[Element and region listings]

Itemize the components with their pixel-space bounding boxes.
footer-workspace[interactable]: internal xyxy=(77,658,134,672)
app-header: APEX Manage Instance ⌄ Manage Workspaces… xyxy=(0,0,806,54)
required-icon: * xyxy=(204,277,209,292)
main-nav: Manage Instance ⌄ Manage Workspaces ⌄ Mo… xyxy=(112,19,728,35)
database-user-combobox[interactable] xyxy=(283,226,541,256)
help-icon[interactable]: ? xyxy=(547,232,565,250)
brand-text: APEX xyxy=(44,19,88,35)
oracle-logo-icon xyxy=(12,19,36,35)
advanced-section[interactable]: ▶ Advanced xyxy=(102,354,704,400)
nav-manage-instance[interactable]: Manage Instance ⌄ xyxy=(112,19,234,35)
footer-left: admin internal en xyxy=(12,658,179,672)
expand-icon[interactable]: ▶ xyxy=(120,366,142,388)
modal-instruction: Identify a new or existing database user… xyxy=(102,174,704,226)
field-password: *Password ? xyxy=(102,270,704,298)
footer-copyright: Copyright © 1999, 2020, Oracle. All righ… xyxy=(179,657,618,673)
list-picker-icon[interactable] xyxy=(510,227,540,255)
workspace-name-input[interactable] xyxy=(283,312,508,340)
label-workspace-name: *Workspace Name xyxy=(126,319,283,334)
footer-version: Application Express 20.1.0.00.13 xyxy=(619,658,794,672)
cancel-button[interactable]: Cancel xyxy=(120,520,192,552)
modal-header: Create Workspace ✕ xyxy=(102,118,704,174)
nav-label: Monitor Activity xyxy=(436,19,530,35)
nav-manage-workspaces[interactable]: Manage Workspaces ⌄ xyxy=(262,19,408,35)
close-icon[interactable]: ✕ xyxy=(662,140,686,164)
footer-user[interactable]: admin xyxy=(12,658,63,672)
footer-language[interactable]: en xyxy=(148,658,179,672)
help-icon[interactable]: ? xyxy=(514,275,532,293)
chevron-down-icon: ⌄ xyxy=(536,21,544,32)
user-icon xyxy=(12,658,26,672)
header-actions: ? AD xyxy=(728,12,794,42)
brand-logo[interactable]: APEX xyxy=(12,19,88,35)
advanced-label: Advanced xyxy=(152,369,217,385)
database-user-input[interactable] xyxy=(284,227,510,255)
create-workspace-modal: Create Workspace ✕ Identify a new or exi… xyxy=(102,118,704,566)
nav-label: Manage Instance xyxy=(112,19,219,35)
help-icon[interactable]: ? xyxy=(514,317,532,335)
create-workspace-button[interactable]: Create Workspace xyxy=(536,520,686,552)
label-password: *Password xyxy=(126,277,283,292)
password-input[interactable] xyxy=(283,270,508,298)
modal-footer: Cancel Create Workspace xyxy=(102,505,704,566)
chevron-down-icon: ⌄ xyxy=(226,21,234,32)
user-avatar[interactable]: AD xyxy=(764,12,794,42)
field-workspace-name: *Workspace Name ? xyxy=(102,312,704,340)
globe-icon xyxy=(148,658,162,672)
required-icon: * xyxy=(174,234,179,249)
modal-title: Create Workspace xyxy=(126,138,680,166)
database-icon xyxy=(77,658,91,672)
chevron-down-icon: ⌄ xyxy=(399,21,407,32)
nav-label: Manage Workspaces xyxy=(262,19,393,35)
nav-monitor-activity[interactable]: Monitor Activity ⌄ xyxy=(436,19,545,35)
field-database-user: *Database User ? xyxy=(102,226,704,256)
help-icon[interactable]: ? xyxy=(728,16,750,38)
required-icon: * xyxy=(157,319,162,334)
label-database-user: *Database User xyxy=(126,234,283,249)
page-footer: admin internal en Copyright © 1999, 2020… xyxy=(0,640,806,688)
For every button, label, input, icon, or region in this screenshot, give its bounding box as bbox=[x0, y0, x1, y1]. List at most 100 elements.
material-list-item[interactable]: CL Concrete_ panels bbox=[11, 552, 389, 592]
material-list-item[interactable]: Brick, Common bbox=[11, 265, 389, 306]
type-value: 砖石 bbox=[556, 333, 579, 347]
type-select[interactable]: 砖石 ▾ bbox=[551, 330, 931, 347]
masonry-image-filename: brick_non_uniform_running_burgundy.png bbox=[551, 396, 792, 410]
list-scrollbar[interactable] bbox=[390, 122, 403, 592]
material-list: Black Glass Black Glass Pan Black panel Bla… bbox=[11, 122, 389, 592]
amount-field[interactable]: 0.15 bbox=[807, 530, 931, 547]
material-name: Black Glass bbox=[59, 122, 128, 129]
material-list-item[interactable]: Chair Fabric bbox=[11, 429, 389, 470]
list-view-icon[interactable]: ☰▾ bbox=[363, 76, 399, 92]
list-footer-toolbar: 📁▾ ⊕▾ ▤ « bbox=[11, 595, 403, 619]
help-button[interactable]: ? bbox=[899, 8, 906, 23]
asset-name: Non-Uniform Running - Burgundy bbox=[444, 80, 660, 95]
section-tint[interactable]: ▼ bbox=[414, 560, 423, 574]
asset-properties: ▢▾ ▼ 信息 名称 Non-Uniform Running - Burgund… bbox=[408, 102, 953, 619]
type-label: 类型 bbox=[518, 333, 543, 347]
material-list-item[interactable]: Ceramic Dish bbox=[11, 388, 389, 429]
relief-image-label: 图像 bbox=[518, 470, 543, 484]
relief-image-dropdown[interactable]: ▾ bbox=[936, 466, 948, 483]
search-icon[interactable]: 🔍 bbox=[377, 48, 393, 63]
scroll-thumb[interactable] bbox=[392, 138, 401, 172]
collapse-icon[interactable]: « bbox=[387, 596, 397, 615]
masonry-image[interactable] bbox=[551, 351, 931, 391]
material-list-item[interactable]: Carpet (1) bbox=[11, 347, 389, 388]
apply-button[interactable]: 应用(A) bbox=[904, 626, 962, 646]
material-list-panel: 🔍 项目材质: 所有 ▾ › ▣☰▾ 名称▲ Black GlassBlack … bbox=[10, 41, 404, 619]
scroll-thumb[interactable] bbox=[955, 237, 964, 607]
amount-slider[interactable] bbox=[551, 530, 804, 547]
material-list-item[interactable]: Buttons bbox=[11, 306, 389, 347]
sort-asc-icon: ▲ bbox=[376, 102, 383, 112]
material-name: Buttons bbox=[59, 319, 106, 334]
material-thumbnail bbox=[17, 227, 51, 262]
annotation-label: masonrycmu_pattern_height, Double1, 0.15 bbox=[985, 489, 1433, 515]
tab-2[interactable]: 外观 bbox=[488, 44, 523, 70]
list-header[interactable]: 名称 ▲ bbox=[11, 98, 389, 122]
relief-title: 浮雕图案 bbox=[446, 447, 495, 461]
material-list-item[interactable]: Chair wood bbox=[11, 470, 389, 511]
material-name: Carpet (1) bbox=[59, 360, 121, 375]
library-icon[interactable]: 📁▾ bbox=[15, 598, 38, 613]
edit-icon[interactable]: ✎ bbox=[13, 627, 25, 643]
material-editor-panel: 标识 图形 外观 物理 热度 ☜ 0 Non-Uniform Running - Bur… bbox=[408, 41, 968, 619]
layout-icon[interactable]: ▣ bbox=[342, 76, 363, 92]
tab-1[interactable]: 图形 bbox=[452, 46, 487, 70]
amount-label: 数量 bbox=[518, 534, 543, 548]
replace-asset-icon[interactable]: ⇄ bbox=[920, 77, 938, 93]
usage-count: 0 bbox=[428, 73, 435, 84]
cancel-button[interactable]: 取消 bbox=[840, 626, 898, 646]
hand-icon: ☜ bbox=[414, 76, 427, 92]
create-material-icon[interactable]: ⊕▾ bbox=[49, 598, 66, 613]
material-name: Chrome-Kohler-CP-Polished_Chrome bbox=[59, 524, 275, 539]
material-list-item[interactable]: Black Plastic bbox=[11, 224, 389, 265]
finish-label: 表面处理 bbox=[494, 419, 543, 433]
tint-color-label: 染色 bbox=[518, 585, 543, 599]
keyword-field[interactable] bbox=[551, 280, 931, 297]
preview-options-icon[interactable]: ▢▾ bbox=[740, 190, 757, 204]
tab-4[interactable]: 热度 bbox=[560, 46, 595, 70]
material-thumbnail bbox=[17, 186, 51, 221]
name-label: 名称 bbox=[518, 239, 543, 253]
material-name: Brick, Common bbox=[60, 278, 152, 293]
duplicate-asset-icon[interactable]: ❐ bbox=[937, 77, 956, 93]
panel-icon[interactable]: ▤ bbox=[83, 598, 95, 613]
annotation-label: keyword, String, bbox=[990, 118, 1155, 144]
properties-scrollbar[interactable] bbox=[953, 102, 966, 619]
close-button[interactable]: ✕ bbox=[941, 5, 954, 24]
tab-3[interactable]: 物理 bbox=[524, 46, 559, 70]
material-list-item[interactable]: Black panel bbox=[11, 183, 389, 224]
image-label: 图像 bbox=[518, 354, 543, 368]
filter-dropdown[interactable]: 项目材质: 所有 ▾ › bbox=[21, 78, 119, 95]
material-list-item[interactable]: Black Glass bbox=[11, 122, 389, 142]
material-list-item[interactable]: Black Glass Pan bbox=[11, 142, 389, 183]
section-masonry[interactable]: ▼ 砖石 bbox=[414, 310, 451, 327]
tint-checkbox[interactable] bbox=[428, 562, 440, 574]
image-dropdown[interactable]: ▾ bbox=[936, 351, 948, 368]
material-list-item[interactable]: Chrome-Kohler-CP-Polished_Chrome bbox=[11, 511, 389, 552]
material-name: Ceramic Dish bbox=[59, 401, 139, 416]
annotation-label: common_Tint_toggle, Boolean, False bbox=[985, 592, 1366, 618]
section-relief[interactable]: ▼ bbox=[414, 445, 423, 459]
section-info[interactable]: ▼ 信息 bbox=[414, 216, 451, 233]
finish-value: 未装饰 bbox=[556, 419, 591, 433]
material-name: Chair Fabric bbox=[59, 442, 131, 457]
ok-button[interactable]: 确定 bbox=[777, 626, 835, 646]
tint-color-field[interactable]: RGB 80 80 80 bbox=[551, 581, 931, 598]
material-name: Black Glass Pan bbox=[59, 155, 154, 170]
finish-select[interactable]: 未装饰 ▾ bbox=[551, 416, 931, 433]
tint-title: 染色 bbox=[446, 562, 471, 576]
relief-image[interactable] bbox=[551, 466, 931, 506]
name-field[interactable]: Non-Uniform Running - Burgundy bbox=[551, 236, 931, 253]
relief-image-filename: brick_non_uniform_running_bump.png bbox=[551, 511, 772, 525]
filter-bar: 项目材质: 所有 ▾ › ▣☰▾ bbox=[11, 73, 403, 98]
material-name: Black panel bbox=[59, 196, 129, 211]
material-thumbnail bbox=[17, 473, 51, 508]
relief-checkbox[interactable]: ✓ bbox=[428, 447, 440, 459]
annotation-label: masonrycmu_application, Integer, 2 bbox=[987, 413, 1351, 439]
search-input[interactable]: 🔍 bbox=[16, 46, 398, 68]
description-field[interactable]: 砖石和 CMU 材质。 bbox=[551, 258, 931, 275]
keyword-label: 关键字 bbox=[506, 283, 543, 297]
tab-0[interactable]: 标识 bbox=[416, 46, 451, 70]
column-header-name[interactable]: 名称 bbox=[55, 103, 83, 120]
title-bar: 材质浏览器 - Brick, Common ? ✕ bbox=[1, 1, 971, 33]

Given problem: Recast the material as a Markdown table with the columns "No." and "Line", numbering each row and leaving out blank lines. Begin at the first line of the material and stop after the line that contains "oracle-logo-icon xyxy=(12,19,36,35)".

Written solution:
| No. | Line |
|---|---|
| 1 | Itemize the components with their pixel-space bounding boxes. |
| 2 | footer-workspace[interactable]: internal xyxy=(77,658,134,672) |
| 3 | app-header: APEX Manage Instance ⌄ Manage Workspaces… xyxy=(0,0,806,54) |
| 4 | required-icon: * xyxy=(204,277,209,292) |
| 5 | main-nav: Manage Instance ⌄ Manage Workspaces ⌄ Mo… xyxy=(112,19,728,35) |
| 6 | database-user-combobox[interactable] xyxy=(283,226,541,256) |
| 7 | help-icon[interactable]: ? xyxy=(547,232,565,250) |
| 8 | brand-text: APEX xyxy=(44,19,88,35) |
| 9 | oracle-logo-icon xyxy=(12,19,36,35) |